Items from a figure collection
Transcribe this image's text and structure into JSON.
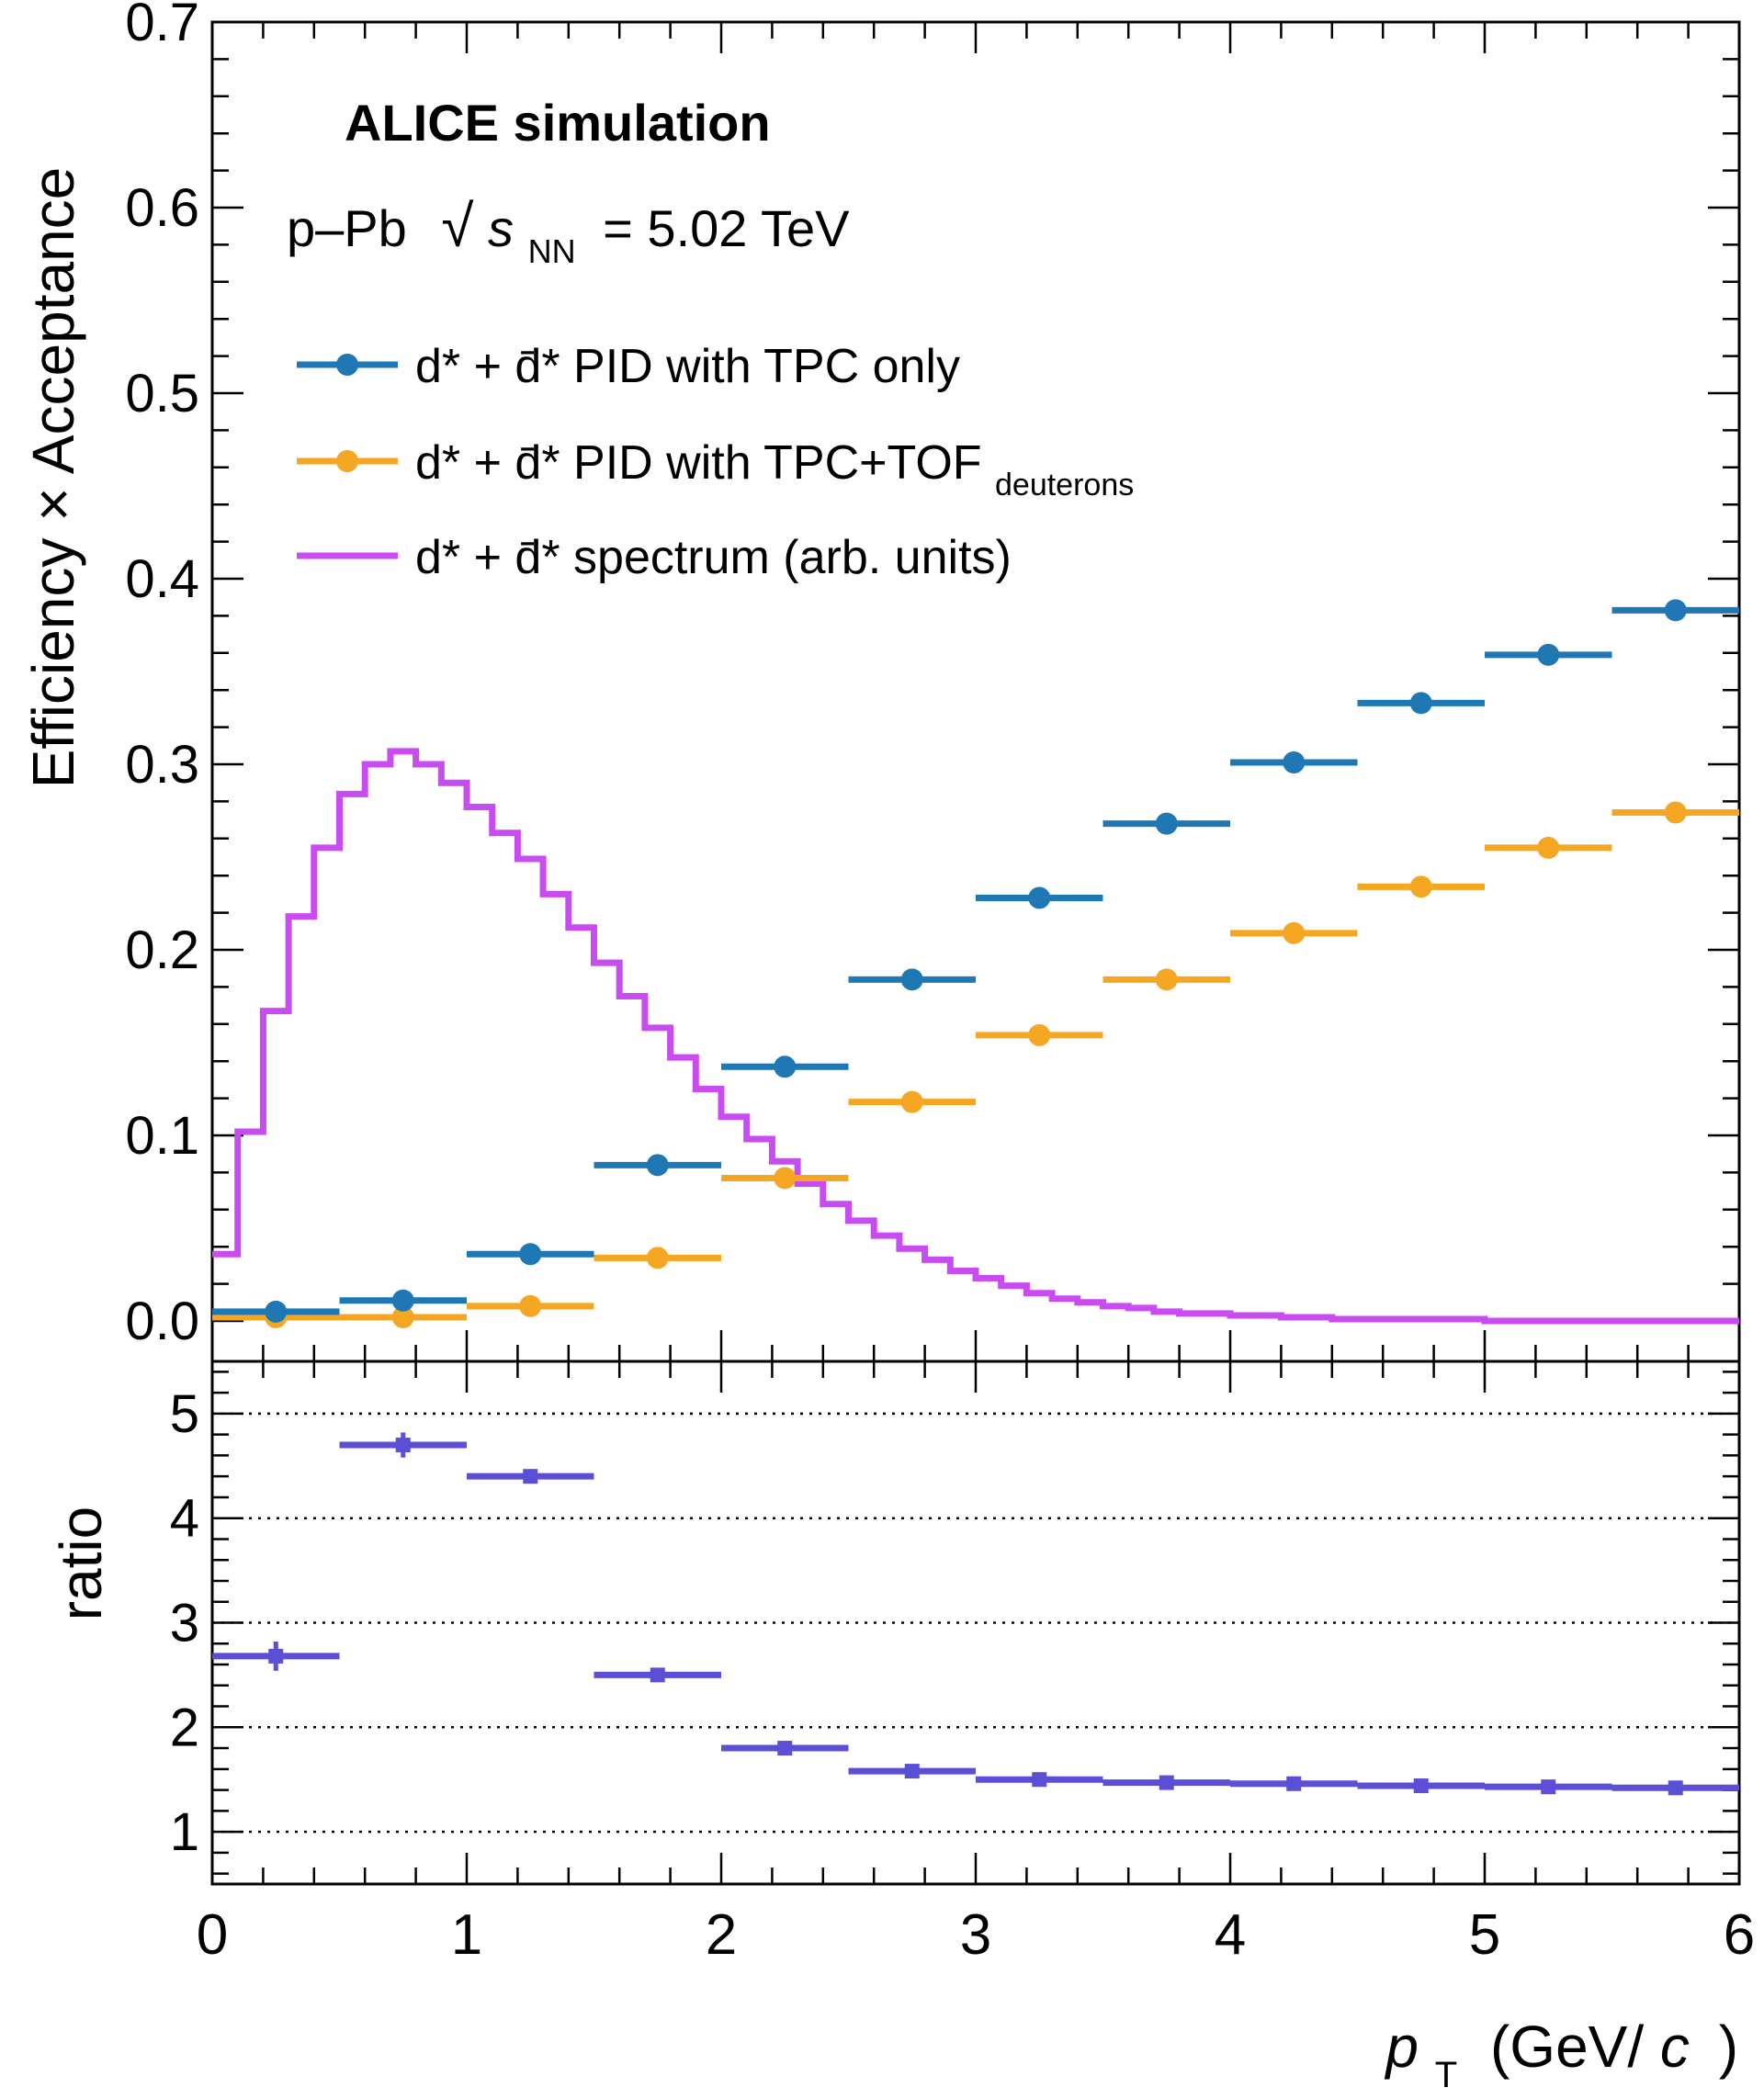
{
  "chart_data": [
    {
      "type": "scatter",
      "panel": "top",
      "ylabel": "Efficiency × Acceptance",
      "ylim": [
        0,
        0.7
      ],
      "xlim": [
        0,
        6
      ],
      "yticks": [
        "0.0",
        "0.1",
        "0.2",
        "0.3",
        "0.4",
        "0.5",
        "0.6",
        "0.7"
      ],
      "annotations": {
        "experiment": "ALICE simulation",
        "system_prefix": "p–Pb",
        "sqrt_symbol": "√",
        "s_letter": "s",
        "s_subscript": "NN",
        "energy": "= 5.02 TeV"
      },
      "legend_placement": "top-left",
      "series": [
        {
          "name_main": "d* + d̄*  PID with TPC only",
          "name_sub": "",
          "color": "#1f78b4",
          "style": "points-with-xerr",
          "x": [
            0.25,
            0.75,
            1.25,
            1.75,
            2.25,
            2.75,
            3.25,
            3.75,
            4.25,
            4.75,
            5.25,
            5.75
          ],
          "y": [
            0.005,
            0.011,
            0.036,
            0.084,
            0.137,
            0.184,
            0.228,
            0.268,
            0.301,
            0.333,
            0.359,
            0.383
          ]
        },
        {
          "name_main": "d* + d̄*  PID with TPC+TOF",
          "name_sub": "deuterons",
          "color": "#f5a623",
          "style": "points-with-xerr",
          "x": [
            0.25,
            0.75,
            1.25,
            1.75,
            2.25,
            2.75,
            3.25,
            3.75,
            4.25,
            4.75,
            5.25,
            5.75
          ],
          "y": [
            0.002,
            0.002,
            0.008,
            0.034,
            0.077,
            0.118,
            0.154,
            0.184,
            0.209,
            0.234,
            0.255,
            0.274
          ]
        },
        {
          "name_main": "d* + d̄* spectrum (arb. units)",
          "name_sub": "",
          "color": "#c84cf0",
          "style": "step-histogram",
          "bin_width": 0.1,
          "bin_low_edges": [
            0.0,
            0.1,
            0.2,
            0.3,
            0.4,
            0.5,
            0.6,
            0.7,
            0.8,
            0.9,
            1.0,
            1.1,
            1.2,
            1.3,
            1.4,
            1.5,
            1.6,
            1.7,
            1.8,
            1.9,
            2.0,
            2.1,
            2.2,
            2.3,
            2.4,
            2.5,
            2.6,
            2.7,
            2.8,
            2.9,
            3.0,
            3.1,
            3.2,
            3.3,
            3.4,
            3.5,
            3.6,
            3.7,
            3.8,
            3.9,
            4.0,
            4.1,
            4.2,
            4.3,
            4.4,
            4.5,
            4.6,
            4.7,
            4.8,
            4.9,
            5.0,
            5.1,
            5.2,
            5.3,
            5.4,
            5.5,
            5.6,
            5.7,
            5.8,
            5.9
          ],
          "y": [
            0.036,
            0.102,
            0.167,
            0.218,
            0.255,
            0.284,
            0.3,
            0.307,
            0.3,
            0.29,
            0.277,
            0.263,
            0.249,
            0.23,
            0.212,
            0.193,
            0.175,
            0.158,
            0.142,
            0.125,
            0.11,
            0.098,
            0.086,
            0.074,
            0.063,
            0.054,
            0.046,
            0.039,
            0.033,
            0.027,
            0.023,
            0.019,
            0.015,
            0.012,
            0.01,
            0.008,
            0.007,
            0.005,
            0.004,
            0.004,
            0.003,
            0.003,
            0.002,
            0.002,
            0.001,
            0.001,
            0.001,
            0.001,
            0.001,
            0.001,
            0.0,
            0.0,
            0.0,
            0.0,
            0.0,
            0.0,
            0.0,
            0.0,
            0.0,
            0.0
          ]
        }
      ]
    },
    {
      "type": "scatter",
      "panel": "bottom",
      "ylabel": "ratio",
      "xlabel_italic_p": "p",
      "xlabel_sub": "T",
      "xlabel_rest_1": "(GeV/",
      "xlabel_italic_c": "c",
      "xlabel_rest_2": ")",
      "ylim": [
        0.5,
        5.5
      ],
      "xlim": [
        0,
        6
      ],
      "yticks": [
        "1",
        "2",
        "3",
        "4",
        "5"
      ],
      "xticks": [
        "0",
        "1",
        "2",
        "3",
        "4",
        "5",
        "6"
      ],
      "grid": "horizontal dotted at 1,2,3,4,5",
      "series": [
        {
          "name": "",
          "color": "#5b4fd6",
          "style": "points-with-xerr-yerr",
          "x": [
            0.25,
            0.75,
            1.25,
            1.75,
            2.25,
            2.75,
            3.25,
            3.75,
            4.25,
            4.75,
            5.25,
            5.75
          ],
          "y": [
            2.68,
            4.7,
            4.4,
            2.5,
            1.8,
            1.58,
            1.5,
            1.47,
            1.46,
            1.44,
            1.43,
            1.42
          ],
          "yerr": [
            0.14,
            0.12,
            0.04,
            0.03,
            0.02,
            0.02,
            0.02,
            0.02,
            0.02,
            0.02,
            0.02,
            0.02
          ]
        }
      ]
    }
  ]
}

— REQUEST —
Within the data above, pick out all lines holding the word "style".

— FULL SOLUTION —
          "style": "points-with-xerr",
          "style": "points-with-xerr",
          "style": "step-histogram",
          "style": "points-with-xerr-yerr",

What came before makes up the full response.